§ Data to process
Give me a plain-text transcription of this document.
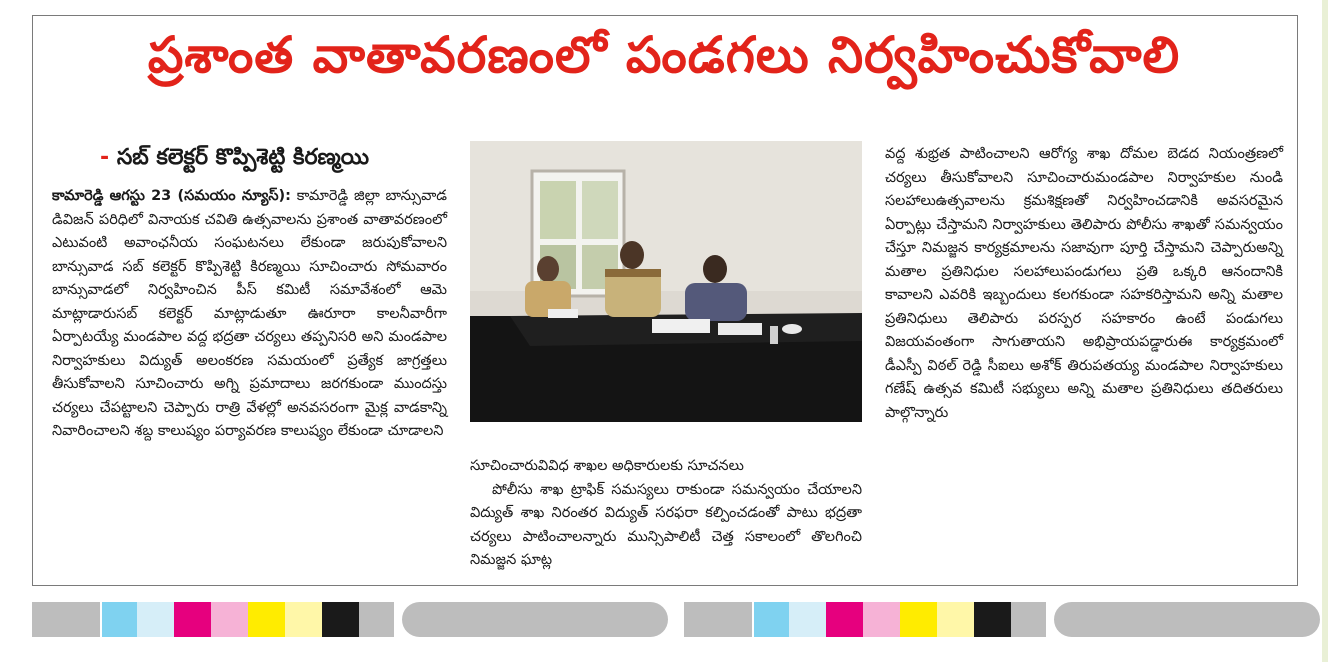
ప్రశాంత వాతావరణంలో పండగలు నిర్వహించుకోవాలి
- సబ్ కలెక్టర్ కొప్పిశెట్టి కిరణ్మయి
కామారెడ్డి ఆగస్టు 23 (సమయం న్యూస్): కామారెడ్డి జిల్లా బాన్సువాడ డివిజన్ పరిధిలో వినాయక చవితి ఉత్సవాలను ప్రశాంత వాతావరణంలో ఎటువంటి అవాంఛనీయ సంఘటనలు లేకుండా జరుపుకోవాలని బాన్సువాడ సబ్ కలెక్టర్ కొప్పిశెట్టి కిరణ్మయి సూచించారు సోమవారం బాన్సువాడలో నిర్వహించిన పీస్ కమిటీ సమావేశంలో ఆమె మాట్లాడారుసబ్ కలెక్టర్ మాట్లాడుతూ ఊరూరా కాలనీవారీగా ఏర్పాటయ్యే మండపాల వద్ద భద్రతా చర్యలు తప్పనిసరి అని మండపాల నిర్వాహకులు విద్యుత్ అలంకరణ సమయంలో ప్రత్యేక జాగ్రత్తలు తీసుకోవాలని సూచించారు అగ్ని ప్రమాదాలు జరగకుండా ముందస్తు చర్యలు చేపట్టాలని చెప్పారు రాత్రి వేళల్లో అనవసరంగా మైక్ల వాడకాన్ని నివారించాలని శబ్ద కాలుష్యం పర్యావరణ కాలుష్యం లేకుండా చూడాలని
సూచించారువివిధ శాఖల అధికారులకు సూచనలు
పోలీసు శాఖ ట్రాఫిక్ సమస్యలు రాకుండా సమన్వయం చేయాలని విద్యుత్ శాఖ నిరంతర విద్యుత్ సరఫరా కల్పించడంతో పాటు భద్రతా చర్యలు పాటించాలన్నారు మున్సిపాలిటీ చెత్త సకాలంలో తొలగించి నిమజ్జన ఘాట్ల
వద్ద శుభ్రత పాటించాలని ఆరోగ్య శాఖ దోమల బెడద నియంత్రణలో చర్యలు తీసుకోవాలని సూచించారుమండపాల నిర్వాహకుల నుండి సలహాలుఉత్సవాలను క్రమశిక్షణతో నిర్వహించడానికి అవసరమైన ఏర్పాట్లు చేస్తామని నిర్వాహకులు తెలిపారు పోలీసు శాఖతో సమన్వయం చేస్తూ నిమజ్జన కార్యక్రమాలను సజావుగా పూర్తి చేస్తామని చెప్పారుఅన్ని మతాల ప్రతినిధుల సలహాలుపండుగలు ప్రతి ఒక్కరి ఆనందానికి కావాలని ఎవరికి ఇబ్బందులు కలగకుండా సహకరిస్తామని అన్ని మతాల ప్రతినిధులు తెలిపారు పరస్పర సహకారం ఉంటే పండుగలు విజయవంతంగా సాగుతాయని అభిప్రాయపడ్డారుఈ కార్యక్రమంలో డీఎస్పీ విఠల్ రెడ్డి సీఐలు అశోక్ తిరుపతయ్య మండపాల నిర్వాహకులు గణేష్ ఉత్సవ కమిటీ సభ్యులు అన్ని మతాల ప్రతినిధులు తదితరులు పాల్గొన్నారు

§ Given exercise
Every entry above should be duplicated exactly. Do not include the images.

§ Task response
Give me a plain-text transcription of this document.
ప్రశాంత వాతావరణంలో పండగలు నిర్వహించుకోవాలి
- సబ్ కలెక్టర్ కొప్పిశెట్టి కిరణ్మయి
కామారెడ్డి ఆగస్టు 23 (సమయం న్యూస్): కామారెడ్డి జిల్లా బాన్సువాడ డివిజన్ పరిధిలో వినాయక చవితి ఉత్సవాలను ప్రశాంత వాతావరణంలో ఎటువంటి అవాంఛనీయ సంఘటనలు లేకుండా జరుపుకోవాలని బాన్సువాడ సబ్ కలెక్టర్ కొప్పిశెట్టి కిరణ్మయి సూచించారు సోమవారం బాన్సువాడలో నిర్వహించిన పీస్ కమిటీ సమావేశంలో ఆమె మాట్లాడారుసబ్ కలెక్టర్ మాట్లాడుతూ ఊరూరా కాలనీవారీగా ఏర్పాటయ్యే మండపాల వద్ద భద్రతా చర్యలు తప్పనిసరి అని మండపాల నిర్వాహకులు విద్యుత్ అలంకరణ సమయంలో ప్రత్యేక జాగ్రత్తలు తీసుకోవాలని సూచించారు అగ్ని ప్రమాదాలు జరగకుండా ముందస్తు చర్యలు చేపట్టాలని చెప్పారు రాత్రి వేళల్లో అనవసరంగా మైక్ల వాడకాన్ని నివారించాలని శబ్ద కాలుష్యం పర్యావరణ కాలుష్యం లేకుండా చూడాలని
సూచించారువివిధ శాఖల అధికారులకు సూచనలు
పోలీసు శాఖ ట్రాఫిక్ సమస్యలు రాకుండా సమన్వయం చేయాలని విద్యుత్ శాఖ నిరంతర విద్యుత్ సరఫరా కల్పించడంతో పాటు భద్రతా చర్యలు పాటించాలన్నారు మున్సిపాలిటీ చెత్త సకాలంలో తొలగించి నిమజ్జన ఘాట్ల
వద్ద శుభ్రత పాటించాలని ఆరోగ్య శాఖ దోమల బెడద నియంత్రణలో చర్యలు తీసుకోవాలని సూచించారుమండపాల నిర్వాహకుల నుండి సలహాలుఉత్సవాలను క్రమశిక్షణతో నిర్వహించడానికి అవసరమైన ఏర్పాట్లు చేస్తామని నిర్వాహకులు తెలిపారు పోలీసు శాఖతో సమన్వయం చేస్తూ నిమజ్జన కార్యక్రమాలను సజావుగా పూర్తి చేస్తామని చెప్పారుఅన్ని మతాల ప్రతినిధుల సలహాలుపండుగలు ప్రతి ఒక్కరి ఆనందానికి కావాలని ఎవరికి ఇబ్బందులు కలగకుండా సహకరిస్తామని అన్ని మతాల ప్రతినిధులు తెలిపారు పరస్పర సహకారం ఉంటే పండుగలు విజయవంతంగా సాగుతాయని అభిప్రాయపడ్డారుఈ కార్యక్రమంలో డీఎస్పీ విఠల్ రెడ్డి సీఐలు అశోక్ తిరుపతయ్య మండపాల నిర్వాహకులు గణేష్ ఉత్సవ కమిటీ సభ్యులు అన్ని మతాల ప్రతినిధులు తదితరులు పాల్గొన్నారు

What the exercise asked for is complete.